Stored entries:
• • • • • • •
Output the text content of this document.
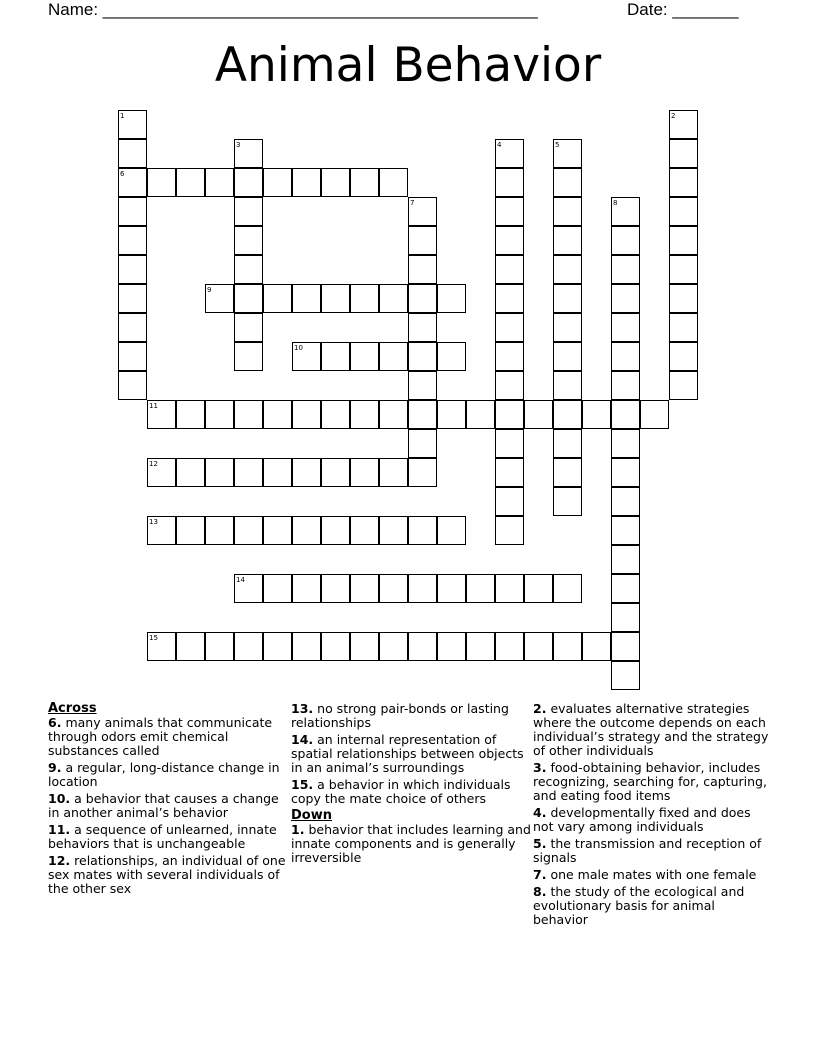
Name: ______________________________________________	Date: _______
Animal Behavior
1	2
3	4	5
6
7	8
9
10
11
12
13
14
15
Across
6. many animals that communicate through odors emit chemical substances called
9. a regular, long-distance change in location
10. a behavior that causes a change in another animal’s behavior
11. a sequence of unlearned, innate behaviors that is unchangeable
12. relationships, an individual of one sex mates with several individuals of the other sex
13. no strong pair-bonds or lasting relationships
14. an internal representation of spatial relationships between objects in an animal’s surroundings
15. a behavior in which individuals copy the mate choice of others
Down
1. behavior that includes learning and innate components and is generally irreversible
2. evaluates alternative strategies where the outcome depends on each individual’s strategy and the strategy of other individuals
3. food-obtaining behavior, includes recognizing, searching for, capturing, and eating food items
4. developmentally fixed and does not vary among individuals
5. the transmission and reception of signals
7. one male mates with one female
8. the study of the ecological and evolutionary basis for animal behavior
• • • • • • •
- **Objective**:
Every record above should be written out again without change, except that the pictures are left out.

- **Response below**:
Output the text content of this document.
Name: ______________________________________________	Date: _______
Animal Behavior
1	2
3	4	5
6
7	8
9
10
11
12
13
14
15
Across
6. many animals that communicate through odors emit chemical substances called
9. a regular, long-distance change in location
10. a behavior that causes a change in another animal’s behavior
11. a sequence of unlearned, innate behaviors that is unchangeable
12. relationships, an individual of one sex mates with several individuals of the other sex
13. no strong pair-bonds or lasting relationships
14. an internal representation of spatial relationships between objects in an animal’s surroundings
15. a behavior in which individuals copy the mate choice of others
Down
1. behavior that includes learning and innate components and is generally irreversible
2. evaluates alternative strategies where the outcome depends on each individual’s strategy and the strategy of other individuals
3. food-obtaining behavior, includes recognizing, searching for, capturing, and eating food items
4. developmentally fixed and does not vary among individuals
5. the transmission and reception of signals
7. one male mates with one female
8. the study of the ecological and evolutionary basis for animal behavior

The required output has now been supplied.